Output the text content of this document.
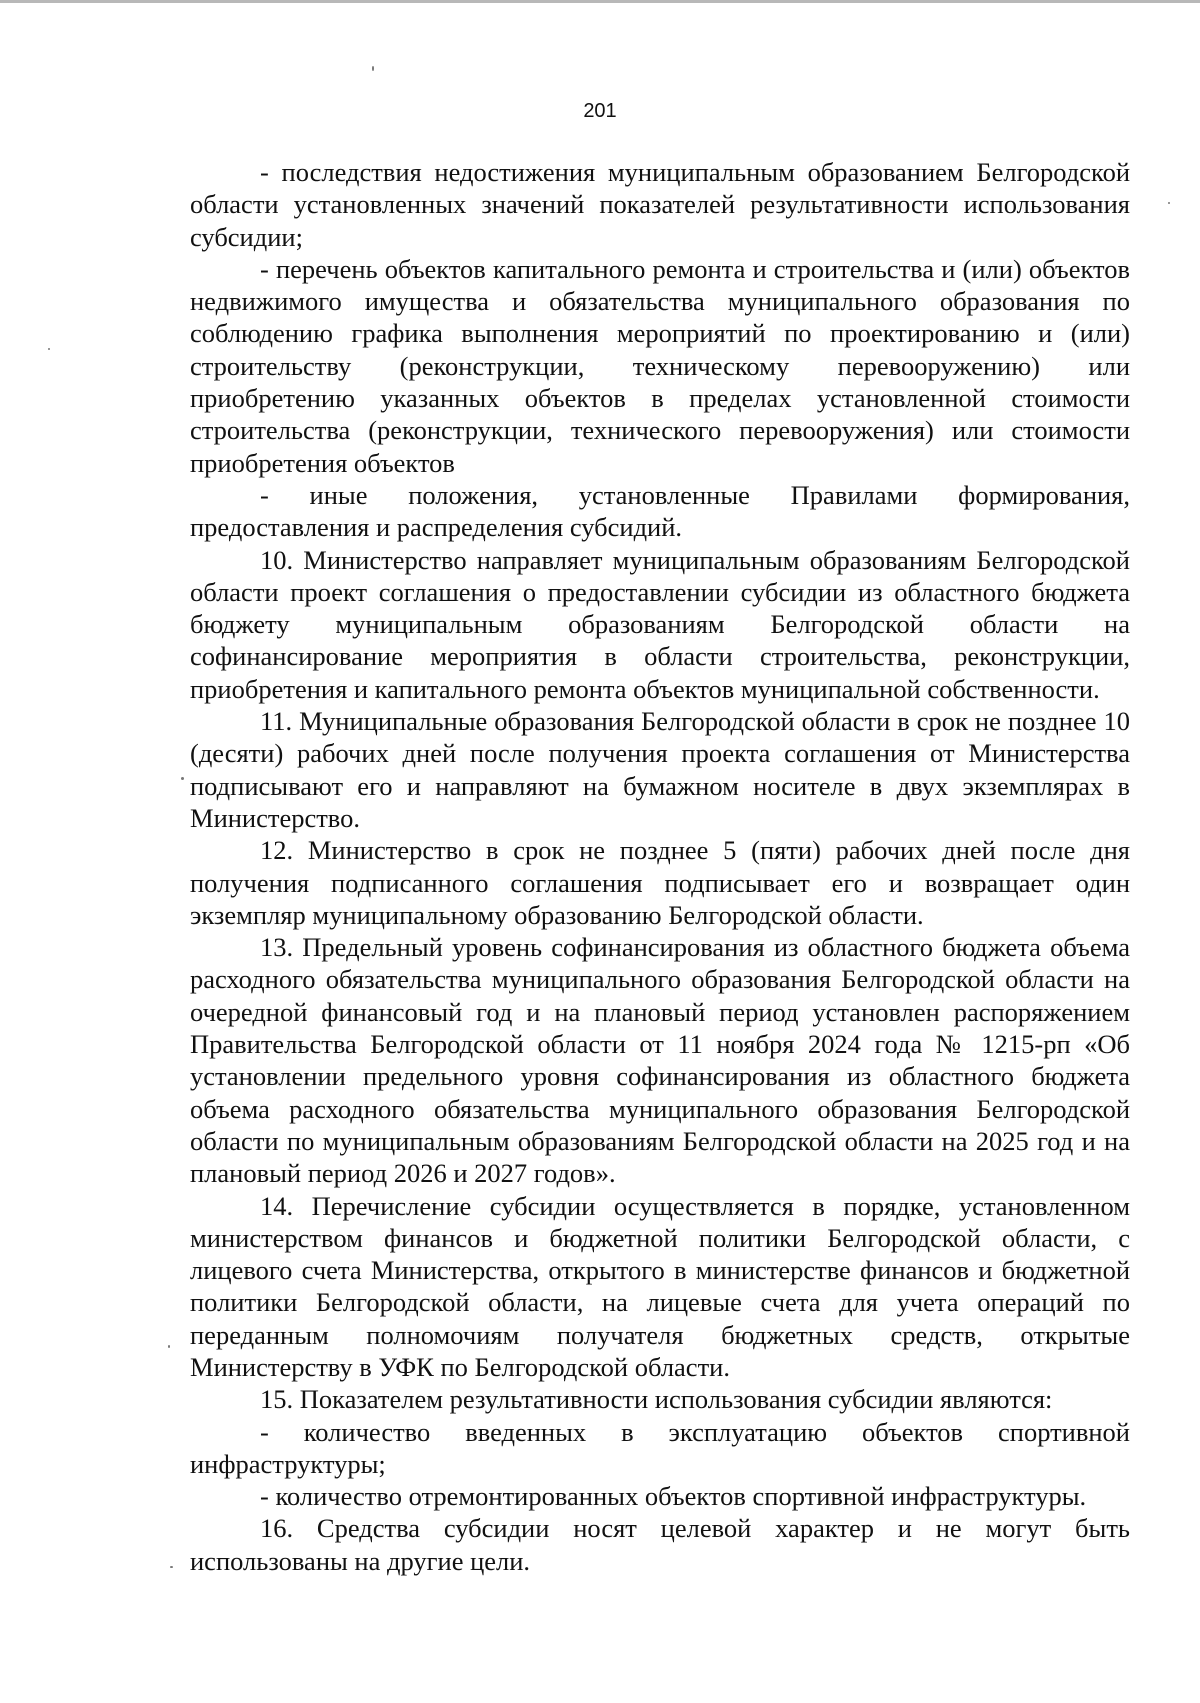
201

- последствия недостижения муниципальным образованием Белгородской области установленных значений показателей результативности использования субсидии;

- перечень объектов капитального ремонта и строительства и (или) объектов недвижимого имущества и обязательства муниципального образования по соблюдению графика выполнения мероприятий по проектированию и (или) строительству (реконструкции, техническому перевооружению) или приобретению указанных объектов в пределах установленной стоимости строительства (реконструкции, технического перевооружения) или стоимости приобретения объектов

- иные положения, установленные Правилами формирования, предоставления и распределения субсидий.

10. Министерство направляет муниципальным образованиям Белгородской области проект соглашения о предоставлении субсидии из областного бюджета бюджету муниципальным образованиям Белгородской области на софинансирование мероприятия в области строительства, реконструкции, приобретения и капитального ремонта объектов муниципальной собственности.

11. Муниципальные образования Белгородской области в срок не позднее 10 (десяти) рабочих дней после получения проекта соглашения от Министерства подписывают его и направляют на бумажном носителе в двух экземплярах в Министерство.

12. Министерство в срок не позднее 5 (пяти) рабочих дней после дня получения подписанного соглашения подписывает его и возвращает один экземпляр муниципальному образованию Белгородской области.

13. Предельный уровень софинансирования из областного бюджета объема расходного обязательства муниципального образования Белгородской области на очередной финансовый год и на плановый период установлен распоряжением Правительства Белгородской области от 11 ноября 2024 года № 1215-рп «Об установлении предельного уровня софинансирования из областного бюджета объема расходного обязательства муниципального образования Белгородской области по муниципальным образованиям Белгородской области на 2025 год и на плановый период 2026 и 2027 годов».

14. Перечисление субсидии осуществляется в порядке, установленном министерством финансов и бюджетной политики Белгородской области, с лицевого счета Министерства, открытого в министерстве финансов и бюджетной политики Белгородской области, на лицевые счета для учета операций по переданным полномочиям получателя бюджетных средств, открытые Министерству в УФК по Белгородской области.

15. Показателем результативности использования субсидии являются:

- количество введенных в эксплуатацию объектов спортивной инфраструктуры;

- количество отремонтированных объектов спортивной инфраструктуры.

16. Средства субсидии носят целевой характер и не могут быть использованы на другие цели.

● Task statement
Each record must be quoted in full and exactly. Do not include the pictures.

● Result of this exercise
Output the text content of this document.
201

- последствия недостижения муниципальным образованием Белгородской области установленных значений показателей результативности использования субсидии;

- перечень объектов капитального ремонта и строительства и (или) объектов недвижимого имущества и обязательства муниципального образования по соблюдению графика выполнения мероприятий по проектированию и (или) строительству (реконструкции, техническому перевооружению) или приобретению указанных объектов в пределах установленной стоимости строительства (реконструкции, технического перевооружения) или стоимости приобретения объектов

- иные положения, установленные Правилами формирования, предоставления и распределения субсидий.

10. Министерство направляет муниципальным образованиям Белгородской области проект соглашения о предоставлении субсидии из областного бюджета бюджету муниципальным образованиям Белгородской области на софинансирование мероприятия в области строительства, реконструкции, приобретения и капитального ремонта объектов муниципальной собственности.

11. Муниципальные образования Белгородской области в срок не позднее 10 (десяти) рабочих дней после получения проекта соглашения от Министерства подписывают его и направляют на бумажном носителе в двух экземплярах в Министерство.

12. Министерство в срок не позднее 5 (пяти) рабочих дней после дня получения подписанного соглашения подписывает его и возвращает один экземпляр муниципальному образованию Белгородской области.

13. Предельный уровень софинансирования из областного бюджета объема расходного обязательства муниципального образования Белгородской области на очередной финансовый год и на плановый период установлен распоряжением Правительства Белгородской области от 11 ноября 2024 года № 1215-рп «Об установлении предельного уровня софинансирования из областного бюджета объема расходного обязательства муниципального образования Белгородской области по муниципальным образованиям Белгородской области на 2025 год и на плановый период 2026 и 2027 годов».

14. Перечисление субсидии осуществляется в порядке, установленном министерством финансов и бюджетной политики Белгородской области, с лицевого счета Министерства, открытого в министерстве финансов и бюджетной политики Белгородской области, на лицевые счета для учета операций по переданным полномочиям получателя бюджетных средств, открытые Министерству в УФК по Белгородской области.

15. Показателем результативности использования субсидии являются:

- количество введенных в эксплуатацию объектов спортивной инфраструктуры;

- количество отремонтированных объектов спортивной инфраструктуры.

16. Средства субсидии носят целевой характер и не могут быть использованы на другие цели.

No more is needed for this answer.